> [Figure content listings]
────
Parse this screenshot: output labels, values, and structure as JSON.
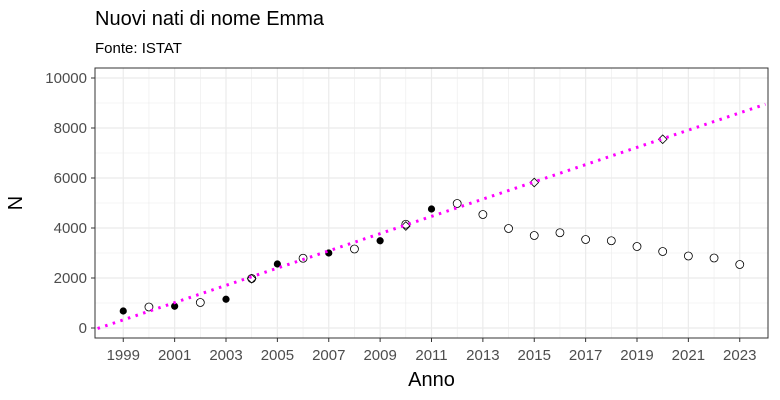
{
  "chart_data": {
    "type": "scatter",
    "title": "Nuovi nati di nome Emma",
    "subtitle": "Fonte: ISTAT",
    "xlabel": "Anno",
    "ylabel": "N",
    "xlim": [
      1997.9,
      2024.1
    ],
    "ylim": [
      -400,
      10400
    ],
    "x_ticks": [
      1999,
      2001,
      2003,
      2005,
      2007,
      2009,
      2011,
      2013,
      2015,
      2017,
      2019,
      2021,
      2023
    ],
    "x_tick_labels": [
      "1999",
      "2001",
      "2003",
      "2005",
      "2007",
      "2009",
      "2011",
      "2013",
      "2015",
      "2017",
      "2019",
      "2021",
      "2023"
    ],
    "y_ticks": [
      0,
      2000,
      4000,
      6000,
      8000,
      10000
    ],
    "y_tick_labels": [
      "0",
      "2000",
      "4000",
      "6000",
      "8000",
      "10000"
    ],
    "grid": true,
    "series": [
      {
        "marker": "filled-circle",
        "color": "#000000",
        "points": [
          [
            1999,
            680
          ],
          [
            2001,
            870
          ],
          [
            2003,
            1150
          ],
          [
            2005,
            2560
          ],
          [
            2007,
            3000
          ],
          [
            2009,
            3490
          ],
          [
            2011,
            4760
          ]
        ]
      },
      {
        "marker": "open-circle",
        "color": "#000000",
        "points": [
          [
            2000,
            840
          ],
          [
            2002,
            1020
          ],
          [
            2004,
            1980
          ],
          [
            2006,
            2790
          ],
          [
            2008,
            3160
          ],
          [
            2010,
            4150
          ],
          [
            2012,
            4980
          ],
          [
            2013,
            4540
          ],
          [
            2014,
            3980
          ],
          [
            2015,
            3700
          ],
          [
            2016,
            3810
          ],
          [
            2017,
            3540
          ],
          [
            2018,
            3490
          ],
          [
            2019,
            3260
          ],
          [
            2020,
            3060
          ],
          [
            2021,
            2880
          ],
          [
            2022,
            2800
          ],
          [
            2023,
            2540
          ]
        ]
      },
      {
        "marker": "open-diamond",
        "color": "#000000",
        "points": [
          [
            2004,
            1970
          ],
          [
            2010,
            4080
          ],
          [
            2015,
            5820
          ],
          [
            2020,
            7550
          ]
        ]
      },
      {
        "type": "line",
        "style": "dotted",
        "color": "#ff00ff",
        "points": [
          [
            1998,
            -20
          ],
          [
            2024,
            8950
          ]
        ]
      }
    ]
  }
}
────
> [Task statement] Copy out each line in the preceding records that contains "marker".

> [Complete response]
        "marker": "filled-circle",
        "marker": "open-circle",
        "marker": "open-diamond",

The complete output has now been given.